---- SUPPLIED MATERIAL

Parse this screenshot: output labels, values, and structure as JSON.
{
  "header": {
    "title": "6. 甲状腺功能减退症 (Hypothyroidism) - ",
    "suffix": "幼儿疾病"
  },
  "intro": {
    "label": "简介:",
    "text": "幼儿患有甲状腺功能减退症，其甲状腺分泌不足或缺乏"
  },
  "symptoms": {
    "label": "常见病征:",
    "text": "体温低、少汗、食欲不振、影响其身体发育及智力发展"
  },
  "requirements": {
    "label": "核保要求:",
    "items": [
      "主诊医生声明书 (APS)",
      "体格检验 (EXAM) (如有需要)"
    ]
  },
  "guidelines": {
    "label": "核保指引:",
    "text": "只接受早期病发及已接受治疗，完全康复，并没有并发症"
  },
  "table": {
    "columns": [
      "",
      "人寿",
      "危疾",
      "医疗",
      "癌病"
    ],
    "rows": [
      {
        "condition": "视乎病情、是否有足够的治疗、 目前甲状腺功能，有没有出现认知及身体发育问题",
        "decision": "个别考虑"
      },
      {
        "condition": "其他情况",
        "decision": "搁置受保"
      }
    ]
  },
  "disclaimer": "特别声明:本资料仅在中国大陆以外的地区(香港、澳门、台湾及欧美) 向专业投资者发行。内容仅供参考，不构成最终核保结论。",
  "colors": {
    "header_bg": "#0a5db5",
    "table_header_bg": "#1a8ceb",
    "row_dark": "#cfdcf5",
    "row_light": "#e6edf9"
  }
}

--------

● WHAT THIS TASK INVOLVES
Each line above that holds the string "text" should be copied and shown.

● EXERCISE RESULT
    "text": "幼儿患有甲状腺功能减退症，其甲状腺分泌不足或缺乏"
    "text": "体温低、少汗、食欲不振、影响其身体发育及智力发展"
    "text": "只接受早期病发及已接受治疗，完全康复，并没有并发症"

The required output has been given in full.